=== OBJECTIVE ===
Rewrite all of the data below, substituting "banner-tile" for every occurrence of "banner-pixel" and keeping everything else the same. Omit the pictures from your output.

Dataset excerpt
━━━━━━━━━━━━━━━━━━━━━━━━━━━━━━

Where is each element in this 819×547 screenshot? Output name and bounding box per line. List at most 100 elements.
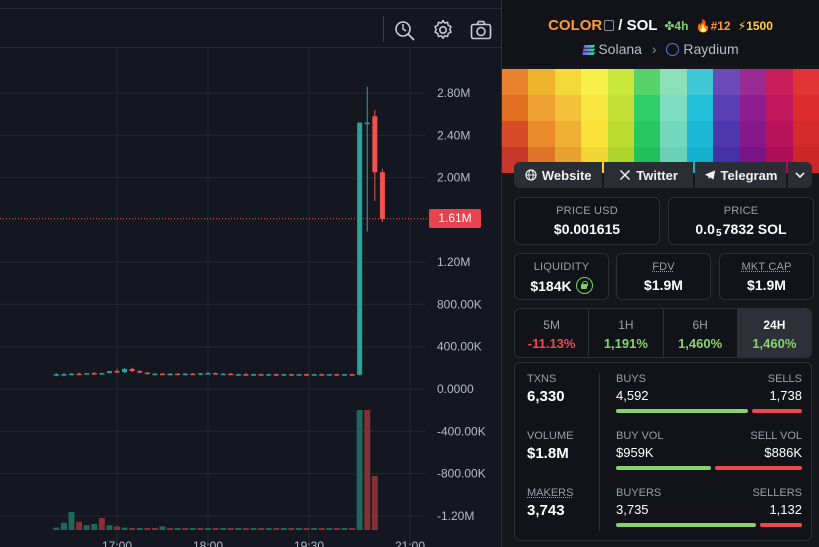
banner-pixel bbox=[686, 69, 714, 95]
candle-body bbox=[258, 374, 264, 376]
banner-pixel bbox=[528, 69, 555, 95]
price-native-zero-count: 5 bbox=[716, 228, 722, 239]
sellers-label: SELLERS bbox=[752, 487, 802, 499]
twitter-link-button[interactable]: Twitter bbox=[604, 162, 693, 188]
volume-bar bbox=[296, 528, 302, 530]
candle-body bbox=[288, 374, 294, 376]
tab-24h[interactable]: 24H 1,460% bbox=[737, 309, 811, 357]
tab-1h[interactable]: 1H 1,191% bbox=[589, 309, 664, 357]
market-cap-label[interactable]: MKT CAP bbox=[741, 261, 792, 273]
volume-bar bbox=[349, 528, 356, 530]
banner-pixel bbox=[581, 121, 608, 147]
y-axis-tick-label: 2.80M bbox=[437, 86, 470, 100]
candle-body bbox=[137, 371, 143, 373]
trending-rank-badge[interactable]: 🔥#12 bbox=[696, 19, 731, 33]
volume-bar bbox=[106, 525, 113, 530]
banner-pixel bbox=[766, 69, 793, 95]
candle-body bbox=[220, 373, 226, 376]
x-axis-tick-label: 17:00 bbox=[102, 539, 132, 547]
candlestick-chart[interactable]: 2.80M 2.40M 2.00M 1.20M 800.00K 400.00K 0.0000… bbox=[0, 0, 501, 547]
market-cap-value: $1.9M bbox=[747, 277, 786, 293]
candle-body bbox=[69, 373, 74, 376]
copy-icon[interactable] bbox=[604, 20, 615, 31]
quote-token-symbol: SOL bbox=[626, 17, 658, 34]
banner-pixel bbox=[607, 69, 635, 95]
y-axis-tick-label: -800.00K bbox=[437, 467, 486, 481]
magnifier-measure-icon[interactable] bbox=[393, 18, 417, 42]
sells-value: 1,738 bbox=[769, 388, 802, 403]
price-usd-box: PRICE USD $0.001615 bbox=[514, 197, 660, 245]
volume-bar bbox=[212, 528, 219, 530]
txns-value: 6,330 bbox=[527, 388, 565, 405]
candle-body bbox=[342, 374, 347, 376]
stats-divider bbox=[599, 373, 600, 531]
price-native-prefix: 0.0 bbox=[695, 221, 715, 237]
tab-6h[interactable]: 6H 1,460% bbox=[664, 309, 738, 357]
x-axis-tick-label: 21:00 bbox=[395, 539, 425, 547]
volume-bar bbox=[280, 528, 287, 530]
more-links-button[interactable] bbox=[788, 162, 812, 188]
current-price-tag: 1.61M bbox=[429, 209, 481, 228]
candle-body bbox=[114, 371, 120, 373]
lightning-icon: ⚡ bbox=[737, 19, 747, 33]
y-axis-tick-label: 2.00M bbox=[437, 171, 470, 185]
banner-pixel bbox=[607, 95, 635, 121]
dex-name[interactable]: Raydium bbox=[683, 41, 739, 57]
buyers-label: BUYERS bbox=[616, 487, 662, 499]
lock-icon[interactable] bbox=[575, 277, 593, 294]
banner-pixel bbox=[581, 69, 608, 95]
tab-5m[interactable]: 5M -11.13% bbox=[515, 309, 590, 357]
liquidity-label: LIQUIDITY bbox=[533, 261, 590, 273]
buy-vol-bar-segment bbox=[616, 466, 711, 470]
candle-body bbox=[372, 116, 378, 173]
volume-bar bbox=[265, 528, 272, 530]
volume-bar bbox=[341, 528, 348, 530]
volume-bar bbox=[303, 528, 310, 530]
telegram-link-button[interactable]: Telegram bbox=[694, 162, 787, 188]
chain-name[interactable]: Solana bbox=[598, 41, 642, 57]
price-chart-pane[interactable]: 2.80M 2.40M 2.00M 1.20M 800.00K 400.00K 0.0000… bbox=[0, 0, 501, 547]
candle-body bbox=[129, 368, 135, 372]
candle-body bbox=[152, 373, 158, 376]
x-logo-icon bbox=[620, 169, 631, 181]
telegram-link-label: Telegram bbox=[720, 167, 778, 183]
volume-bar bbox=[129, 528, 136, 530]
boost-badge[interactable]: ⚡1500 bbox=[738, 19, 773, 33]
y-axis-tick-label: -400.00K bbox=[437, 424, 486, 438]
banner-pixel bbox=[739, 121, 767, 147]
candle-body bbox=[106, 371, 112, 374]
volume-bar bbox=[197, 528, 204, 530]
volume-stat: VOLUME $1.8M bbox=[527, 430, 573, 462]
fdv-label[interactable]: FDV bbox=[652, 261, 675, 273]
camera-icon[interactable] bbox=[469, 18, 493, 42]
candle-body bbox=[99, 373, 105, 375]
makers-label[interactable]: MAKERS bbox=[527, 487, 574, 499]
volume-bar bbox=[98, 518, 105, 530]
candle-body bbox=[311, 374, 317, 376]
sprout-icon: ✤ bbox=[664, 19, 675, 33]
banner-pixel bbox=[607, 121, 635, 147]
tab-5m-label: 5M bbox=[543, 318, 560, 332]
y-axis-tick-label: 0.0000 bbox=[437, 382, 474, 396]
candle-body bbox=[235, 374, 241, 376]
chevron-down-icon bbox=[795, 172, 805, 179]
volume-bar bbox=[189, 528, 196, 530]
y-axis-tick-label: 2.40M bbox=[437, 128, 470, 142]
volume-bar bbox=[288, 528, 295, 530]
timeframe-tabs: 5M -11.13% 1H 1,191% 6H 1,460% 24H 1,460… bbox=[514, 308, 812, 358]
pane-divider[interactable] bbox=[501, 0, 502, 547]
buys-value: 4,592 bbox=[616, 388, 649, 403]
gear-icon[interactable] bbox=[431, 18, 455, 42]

━━━━━━━━━━━━━━━━━━━━━━━━━━━━━━

=== SOLUTION ===
Where is each element in this 819×547 screenshot? Output name and bounding box per line. List at most 100 elements.
banner-tile bbox=[686, 69, 714, 95]
candle-body bbox=[258, 374, 264, 376]
banner-tile bbox=[528, 69, 555, 95]
price-native-zero-count: 5 bbox=[716, 228, 722, 239]
sellers-label: SELLERS bbox=[752, 487, 802, 499]
twitter-link-button[interactable]: Twitter bbox=[604, 162, 693, 188]
volume-bar bbox=[296, 528, 302, 530]
candle-body bbox=[288, 374, 294, 376]
tab-24h[interactable]: 24H 1,460% bbox=[737, 309, 811, 357]
tab-1h[interactable]: 1H 1,191% bbox=[589, 309, 664, 357]
market-cap-label[interactable]: MKT CAP bbox=[741, 261, 792, 273]
volume-bar bbox=[349, 528, 356, 530]
banner-tile bbox=[581, 121, 608, 147]
y-axis-tick-label: 2.80M bbox=[437, 86, 470, 100]
candle-body bbox=[137, 371, 143, 373]
trending-rank-badge[interactable]: 🔥#12 bbox=[696, 19, 731, 33]
volume-bar bbox=[106, 525, 113, 530]
banner-tile bbox=[766, 69, 793, 95]
candle-body bbox=[220, 373, 226, 376]
x-axis-tick-label: 17:00 bbox=[102, 539, 132, 547]
candlestick-chart[interactable]: 2.80M 2.40M 2.00M 1.20M 800.00K 400.00K 0.0000… bbox=[0, 0, 501, 547]
market-cap-value: $1.9M bbox=[747, 277, 786, 293]
candle-body bbox=[69, 373, 74, 376]
copy-icon[interactable] bbox=[604, 20, 615, 31]
quote-token-symbol: SOL bbox=[626, 17, 658, 34]
banner-tile bbox=[607, 69, 635, 95]
y-axis-tick-label: -800.00K bbox=[437, 467, 486, 481]
magnifier-measure-icon[interactable] bbox=[393, 18, 417, 42]
sells-value: 1,738 bbox=[769, 388, 802, 403]
price-usd-box: PRICE USD $0.001615 bbox=[514, 197, 660, 245]
volume-bar bbox=[212, 528, 219, 530]
txns-value: 6,330 bbox=[527, 388, 565, 405]
candle-body bbox=[342, 374, 347, 376]
stats-divider bbox=[599, 373, 600, 531]
price-native-prefix: 0.0 bbox=[695, 221, 715, 237]
tab-6h[interactable]: 6H 1,460% bbox=[664, 309, 738, 357]
x-axis-tick-label: 21:00 bbox=[395, 539, 425, 547]
volume-bar bbox=[280, 528, 287, 530]
more-links-button[interactable] bbox=[788, 162, 812, 188]
current-price-tag: 1.61M bbox=[429, 209, 481, 228]
candle-body bbox=[114, 371, 120, 373]
lightning-icon: ⚡ bbox=[737, 19, 747, 33]
y-axis-tick-label: 2.00M bbox=[437, 171, 470, 185]
banner-tile bbox=[607, 95, 635, 121]
dex-name[interactable]: Raydium bbox=[683, 41, 739, 57]
buyers-label: BUYERS bbox=[616, 487, 662, 499]
lock-icon[interactable] bbox=[575, 277, 593, 294]
banner-tile bbox=[581, 69, 608, 95]
tab-5m[interactable]: 5M -11.13% bbox=[515, 309, 590, 357]
liquidity-label: LIQUIDITY bbox=[533, 261, 590, 273]
buy-vol-bar-segment bbox=[616, 466, 711, 470]
candle-body bbox=[372, 116, 378, 173]
volume-bar bbox=[265, 528, 272, 530]
volume-bar bbox=[341, 528, 348, 530]
volume-bar bbox=[303, 528, 310, 530]
telegram-link-button[interactable]: Telegram bbox=[694, 162, 787, 188]
chain-name[interactable]: Solana bbox=[598, 41, 642, 57]
price-chart-pane[interactable]: 2.80M 2.40M 2.00M 1.20M 800.00K 400.00K 0.0000… bbox=[0, 0, 501, 547]
candle-body bbox=[129, 368, 135, 372]
candle-body bbox=[152, 373, 158, 376]
x-logo-icon bbox=[620, 169, 631, 181]
telegram-link-label: Telegram bbox=[720, 167, 778, 183]
volume-bar bbox=[129, 528, 136, 530]
boost-badge[interactable]: ⚡1500 bbox=[738, 19, 773, 33]
y-axis-tick-label: -400.00K bbox=[437, 424, 486, 438]
banner-tile bbox=[739, 121, 767, 147]
candle-body bbox=[106, 371, 112, 374]
volume-bar bbox=[197, 528, 204, 530]
volume-stat: VOLUME $1.8M bbox=[527, 430, 573, 462]
fdv-label[interactable]: FDV bbox=[652, 261, 675, 273]
camera-icon[interactable] bbox=[469, 18, 493, 42]
candle-body bbox=[99, 373, 105, 375]
makers-label[interactable]: MAKERS bbox=[527, 487, 574, 499]
volume-bar bbox=[98, 518, 105, 530]
candle-body bbox=[311, 374, 317, 376]
sprout-icon: ✤ bbox=[664, 19, 675, 33]
banner-tile bbox=[607, 121, 635, 147]
tab-5m-label: 5M bbox=[543, 318, 560, 332]
y-axis-tick-label: 0.0000 bbox=[437, 382, 474, 396]
candle-body bbox=[235, 374, 241, 376]
chevron-down-icon bbox=[795, 172, 805, 179]
volume-bar bbox=[189, 528, 196, 530]
y-axis-tick-label: 2.40M bbox=[437, 128, 470, 142]
volume-bar bbox=[288, 528, 295, 530]
timeframe-tabs: 5M -11.13% 1H 1,191% 6H 1,460% 24H 1,460… bbox=[514, 308, 812, 358]
pane-divider[interactable] bbox=[501, 0, 502, 547]
buys-value: 4,592 bbox=[616, 388, 649, 403]
gear-icon[interactable] bbox=[431, 18, 455, 42]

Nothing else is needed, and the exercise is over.